(Records excerpted from a collection)
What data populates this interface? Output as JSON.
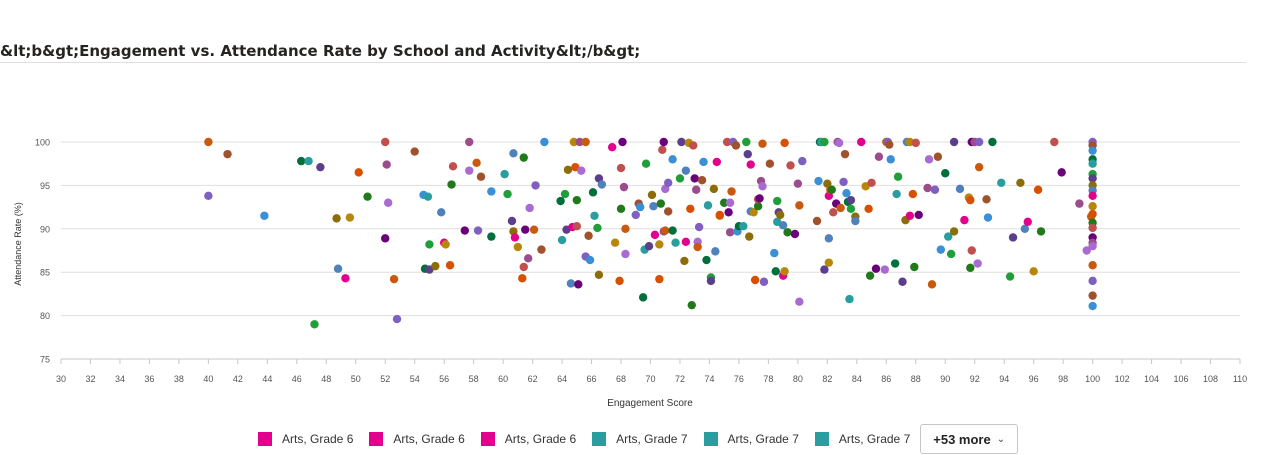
{
  "chart_data": {
    "type": "scatter",
    "title": "&lt;b&gt;Engagement vs. Attendance Rate by School and Activity&lt;/b&gt;",
    "xlabel": "Engagement Score",
    "ylabel": "Attendance Rate (%)",
    "xlim": [
      30,
      110
    ],
    "ylim": [
      75,
      100
    ],
    "xticks": [
      30,
      32,
      34,
      36,
      38,
      40,
      42,
      44,
      46,
      48,
      50,
      52,
      54,
      56,
      58,
      60,
      62,
      64,
      66,
      68,
      70,
      72,
      74,
      76,
      78,
      80,
      82,
      84,
      86,
      88,
      90,
      92,
      94,
      96,
      98,
      100,
      102,
      104,
      106,
      108,
      110
    ],
    "yticks": [
      75,
      80,
      85,
      90,
      95,
      100
    ],
    "grid": "horizontal",
    "legend_position": "bottom",
    "legend": {
      "items": [
        {
          "label": "Arts, Grade 6",
          "color": "#e3008c"
        },
        {
          "label": "Arts, Grade 6",
          "color": "#e3008c"
        },
        {
          "label": "Arts, Grade 6",
          "color": "#e3008c"
        },
        {
          "label": "Arts, Grade 7",
          "color": "#2a9d9f"
        },
        {
          "label": "Arts, Grade 7",
          "color": "#2a9d9f"
        },
        {
          "label": "Arts, Grade 7",
          "color": "#2a9d9f"
        }
      ],
      "more_label": "+53 more"
    },
    "palette": [
      "#6b007b",
      "#e3008c",
      "#2a9d9f",
      "#c8590f",
      "#217a1a",
      "#8b6d09",
      "#3a8fd7",
      "#9a4c8c",
      "#b8860b",
      "#1f9e3a",
      "#7f5fbf",
      "#c0504d",
      "#4f81bd",
      "#006f3c",
      "#a86bd1",
      "#d94f00",
      "#5b3f8c",
      "#a0522d"
    ],
    "points": [
      [
        40,
        100
      ],
      [
        40,
        93.8
      ],
      [
        41.3,
        98.6
      ],
      [
        43.8,
        91.5
      ],
      [
        46.3,
        97.8
      ],
      [
        46.8,
        97.8
      ],
      [
        47.2,
        79
      ],
      [
        47.6,
        97.1
      ],
      [
        48.7,
        91.2
      ],
      [
        48.8,
        85.4
      ],
      [
        49.3,
        84.3
      ],
      [
        49.6,
        91.3
      ],
      [
        50.2,
        96.5
      ],
      [
        50.8,
        93.7
      ],
      [
        52,
        100
      ],
      [
        52,
        88.9
      ],
      [
        52.1,
        97.4
      ],
      [
        52.2,
        93
      ],
      [
        52.6,
        84.2
      ],
      [
        52.8,
        79.6
      ],
      [
        54,
        98.9
      ],
      [
        54.6,
        93.9
      ],
      [
        54.7,
        85.4
      ],
      [
        54.9,
        93.7
      ],
      [
        55,
        88.2
      ],
      [
        55,
        85.3
      ],
      [
        55.4,
        85.7
      ],
      [
        55.8,
        91.9
      ],
      [
        56,
        88.4
      ],
      [
        56.1,
        88.2
      ],
      [
        56.4,
        85.8
      ],
      [
        56.5,
        95.1
      ],
      [
        56.6,
        97.2
      ],
      [
        57.4,
        89.8
      ],
      [
        57.7,
        100
      ],
      [
        57.7,
        96.7
      ],
      [
        58.2,
        97.6
      ],
      [
        58.3,
        89.8
      ],
      [
        58.5,
        96
      ],
      [
        59.2,
        94.3
      ],
      [
        59.2,
        89.1
      ],
      [
        60.1,
        96.3
      ],
      [
        60.3,
        94
      ],
      [
        60.6,
        90.9
      ],
      [
        60.7,
        89.7
      ],
      [
        60.7,
        98.7
      ],
      [
        60.8,
        89
      ],
      [
        61,
        87.9
      ],
      [
        61.3,
        84.3
      ],
      [
        61.4,
        98.2
      ],
      [
        61.4,
        85.6
      ],
      [
        61.5,
        89.9
      ],
      [
        61.7,
        86.6
      ],
      [
        61.8,
        92.4
      ],
      [
        62.1,
        89.9
      ],
      [
        62.2,
        95
      ],
      [
        62.6,
        87.6
      ],
      [
        62.8,
        100
      ],
      [
        63.9,
        93.2
      ],
      [
        64,
        88.7
      ],
      [
        64.2,
        94
      ],
      [
        64.3,
        89.9
      ],
      [
        64.4,
        96.8
      ],
      [
        64.6,
        83.7
      ],
      [
        64.7,
        90.2
      ],
      [
        64.8,
        100
      ],
      [
        64.9,
        97.1
      ],
      [
        65,
        93.3
      ],
      [
        65,
        90.3
      ],
      [
        65.1,
        83.6
      ],
      [
        65.2,
        100
      ],
      [
        65.3,
        96.7
      ],
      [
        65.6,
        100
      ],
      [
        65.6,
        86.8
      ],
      [
        65.8,
        89.2
      ],
      [
        65.9,
        86.4
      ],
      [
        66.1,
        94.2
      ],
      [
        66.2,
        91.5
      ],
      [
        66.4,
        90.1
      ],
      [
        66.5,
        95.8
      ],
      [
        66.5,
        84.7
      ],
      [
        66.7,
        95.1
      ],
      [
        67.4,
        99.4
      ],
      [
        67.6,
        88.4
      ],
      [
        67.9,
        84
      ],
      [
        68,
        92.3
      ],
      [
        68,
        97
      ],
      [
        68.1,
        100
      ],
      [
        68.2,
        94.8
      ],
      [
        68.3,
        87.1
      ],
      [
        68.3,
        90
      ],
      [
        69,
        91.6
      ],
      [
        69.2,
        92.9
      ],
      [
        69.3,
        92.5
      ],
      [
        69.5,
        82.1
      ],
      [
        69.6,
        87.6
      ],
      [
        69.7,
        97.5
      ],
      [
        69.9,
        88
      ],
      [
        70.1,
        93.9
      ],
      [
        70.2,
        92.6
      ],
      [
        70.3,
        89.3
      ],
      [
        70.6,
        88.2
      ],
      [
        70.6,
        84.2
      ],
      [
        70.7,
        92.9
      ],
      [
        70.8,
        99.1
      ],
      [
        70.9,
        100
      ],
      [
        70.9,
        89.7
      ],
      [
        71,
        94.6
      ],
      [
        71,
        89.8
      ],
      [
        71.2,
        95.3
      ],
      [
        71.2,
        92
      ],
      [
        71.5,
        98
      ],
      [
        71.5,
        89.8
      ],
      [
        71.7,
        88.4
      ],
      [
        72,
        95.8
      ],
      [
        72.1,
        100
      ],
      [
        72.3,
        86.3
      ],
      [
        72.4,
        96.7
      ],
      [
        72.4,
        88.5
      ],
      [
        72.6,
        99.9
      ],
      [
        72.7,
        92.3
      ],
      [
        72.8,
        81.2
      ],
      [
        72.9,
        99.6
      ],
      [
        73,
        95.8
      ],
      [
        73.1,
        94.5
      ],
      [
        73.2,
        88.5
      ],
      [
        73.2,
        87.9
      ],
      [
        73.3,
        90.2
      ],
      [
        73.5,
        95.6
      ],
      [
        73.6,
        97.7
      ],
      [
        73.8,
        86.4
      ],
      [
        73.9,
        92.7
      ],
      [
        74.1,
        84.4
      ],
      [
        74.1,
        84
      ],
      [
        74.3,
        94.6
      ],
      [
        74.4,
        87.4
      ],
      [
        74.5,
        97.7
      ],
      [
        74.7,
        91.5
      ],
      [
        74.7,
        91.6
      ],
      [
        75,
        93
      ],
      [
        75.2,
        100
      ],
      [
        75.3,
        91.9
      ],
      [
        75.4,
        89.6
      ],
      [
        75.4,
        93
      ],
      [
        75.5,
        94.3
      ],
      [
        75.6,
        100
      ],
      [
        75.8,
        99.6
      ],
      [
        75.9,
        89.7
      ],
      [
        76,
        90.3
      ],
      [
        76.3,
        90.3
      ],
      [
        76.5,
        100
      ],
      [
        76.6,
        98.6
      ],
      [
        76.7,
        89.1
      ],
      [
        76.8,
        92
      ],
      [
        76.8,
        97.4
      ],
      [
        77,
        91.9
      ],
      [
        77.1,
        84.1
      ],
      [
        77.3,
        92.6
      ],
      [
        77.3,
        93.4
      ],
      [
        77.4,
        93.5
      ],
      [
        77.5,
        95.5
      ],
      [
        77.6,
        94.9
      ],
      [
        77.6,
        99.8
      ],
      [
        77.7,
        83.9
      ],
      [
        78.1,
        97.5
      ],
      [
        78.4,
        87.2
      ],
      [
        78.5,
        85.1
      ],
      [
        78.6,
        90.8
      ],
      [
        78.6,
        93.2
      ],
      [
        78.7,
        91.9
      ],
      [
        78.8,
        91.6
      ],
      [
        79,
        90.4
      ],
      [
        79,
        84.6
      ],
      [
        79.1,
        85.1
      ],
      [
        79.1,
        99.9
      ],
      [
        79.3,
        89.6
      ],
      [
        79.5,
        97.3
      ],
      [
        79.8,
        89.4
      ],
      [
        80,
        95.2
      ],
      [
        80.1,
        81.6
      ],
      [
        80.1,
        92.7
      ],
      [
        80.3,
        97.8
      ],
      [
        81.3,
        90.9
      ],
      [
        81.4,
        95.5
      ],
      [
        81.5,
        100
      ],
      [
        81.6,
        100
      ],
      [
        81.8,
        100
      ],
      [
        81.8,
        85.3
      ],
      [
        82,
        95.2
      ],
      [
        82.1,
        88.9
      ],
      [
        82.1,
        93.8
      ],
      [
        82.1,
        86.1
      ],
      [
        82.2,
        94.5
      ],
      [
        82.3,
        94.5
      ],
      [
        82.4,
        91.9
      ],
      [
        82.6,
        92.9
      ],
      [
        82.7,
        100
      ],
      [
        82.8,
        99.9
      ],
      [
        82.9,
        92.4
      ],
      [
        83.1,
        95.4
      ],
      [
        83.2,
        98.6
      ],
      [
        83.3,
        94.1
      ],
      [
        83.4,
        93.1
      ],
      [
        83.5,
        81.9
      ],
      [
        83.6,
        92.3
      ],
      [
        83.6,
        93.3
      ],
      [
        83.9,
        91.4
      ],
      [
        83.9,
        90.9
      ],
      [
        84.3,
        100
      ],
      [
        84.6,
        94.9
      ],
      [
        84.8,
        92.3
      ],
      [
        84.9,
        84.6
      ],
      [
        85,
        95.3
      ],
      [
        85.3,
        85.4
      ],
      [
        85.5,
        98.3
      ],
      [
        85.9,
        85.3
      ],
      [
        86,
        100
      ],
      [
        86.1,
        100
      ],
      [
        86.2,
        99.7
      ],
      [
        86.3,
        98
      ],
      [
        86.6,
        86
      ],
      [
        86.7,
        94
      ],
      [
        86.8,
        96
      ],
      [
        87.1,
        83.9
      ],
      [
        87.3,
        91
      ],
      [
        87.4,
        100
      ],
      [
        87.6,
        91.5
      ],
      [
        87.6,
        100
      ],
      [
        87.8,
        94
      ],
      [
        87.9,
        85.6
      ],
      [
        88,
        99.9
      ],
      [
        88.2,
        91.6
      ],
      [
        88.8,
        94.7
      ],
      [
        88.9,
        98
      ],
      [
        89.1,
        83.6
      ],
      [
        89.3,
        94.5
      ],
      [
        89.5,
        98.3
      ],
      [
        89.7,
        87.6
      ],
      [
        90,
        96.4
      ],
      [
        90.2,
        89.1
      ],
      [
        90.4,
        87.1
      ],
      [
        90.6,
        100
      ],
      [
        90.6,
        89.7
      ],
      [
        91,
        94.6
      ],
      [
        91.3,
        91
      ],
      [
        91.6,
        93.6
      ],
      [
        91.7,
        93.3
      ],
      [
        91.7,
        85.5
      ],
      [
        91.8,
        87.5
      ],
      [
        91.8,
        100
      ],
      [
        92,
        100
      ],
      [
        92.2,
        86
      ],
      [
        92.3,
        97.1
      ],
      [
        92.3,
        100
      ],
      [
        92.8,
        93.4
      ],
      [
        92.9,
        91.3
      ],
      [
        93.2,
        100
      ],
      [
        93.8,
        95.3
      ],
      [
        94.4,
        84.5
      ],
      [
        94.6,
        89
      ],
      [
        95.1,
        95.3
      ],
      [
        95.4,
        90
      ],
      [
        95.6,
        90.8
      ],
      [
        96,
        85.1
      ],
      [
        96.3,
        94.5
      ],
      [
        96.5,
        89.7
      ],
      [
        97.4,
        100
      ],
      [
        97.9,
        96.5
      ],
      [
        99.1,
        92.9
      ],
      [
        99.6,
        87.5
      ],
      [
        99.9,
        91.4
      ],
      [
        100,
        100
      ],
      [
        100,
        99.6
      ],
      [
        100,
        99
      ],
      [
        100,
        98
      ],
      [
        100,
        97.5
      ],
      [
        100,
        96.3
      ],
      [
        100,
        95.8
      ],
      [
        100,
        95
      ],
      [
        100,
        94.4
      ],
      [
        100,
        93.8
      ],
      [
        100,
        92.6
      ],
      [
        100,
        91.7
      ],
      [
        100,
        90.7
      ],
      [
        100,
        90.1
      ],
      [
        100,
        89
      ],
      [
        100,
        88.4
      ],
      [
        100,
        88
      ],
      [
        100,
        85.8
      ],
      [
        100,
        84
      ],
      [
        100,
        82.3
      ],
      [
        100,
        81.1
      ]
    ]
  }
}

→ TASK REQUIREMENTS:
Return every line in the listing that contains the word "Rate".

→ SOLVED PROBLEM:
    "title": "&lt;b&gt;Engagement vs. Attendance Rate by School and Activity&lt;/b&gt;",
    "ylabel": "Attendance Rate (%)",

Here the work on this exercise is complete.